● Required task
Make an exact copy of all the material below, apart from the pictures.

Records that describe figures

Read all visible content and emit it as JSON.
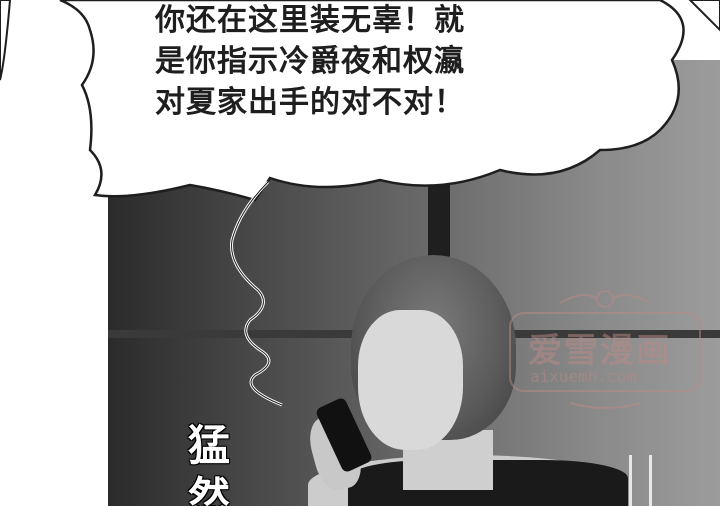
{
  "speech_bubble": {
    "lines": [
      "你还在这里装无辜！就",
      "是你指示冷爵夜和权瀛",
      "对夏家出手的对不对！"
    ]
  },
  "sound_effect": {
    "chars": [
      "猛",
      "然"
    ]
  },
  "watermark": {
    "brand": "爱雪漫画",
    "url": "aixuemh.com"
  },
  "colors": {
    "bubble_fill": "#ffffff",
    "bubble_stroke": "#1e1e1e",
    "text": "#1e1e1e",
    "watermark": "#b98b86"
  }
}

● Exercise output
Read all visible content and emit it as JSON.
{
  "speech_bubble": {
    "lines": [
      "你还在这里装无辜！就",
      "是你指示冷爵夜和权瀛",
      "对夏家出手的对不对！"
    ]
  },
  "sound_effect": {
    "chars": [
      "猛",
      "然"
    ]
  },
  "watermark": {
    "brand": "爱雪漫画",
    "url": "aixuemh.com"
  },
  "colors": {
    "bubble_fill": "#ffffff",
    "bubble_stroke": "#1e1e1e",
    "text": "#1e1e1e",
    "watermark": "#b98b86"
  }
}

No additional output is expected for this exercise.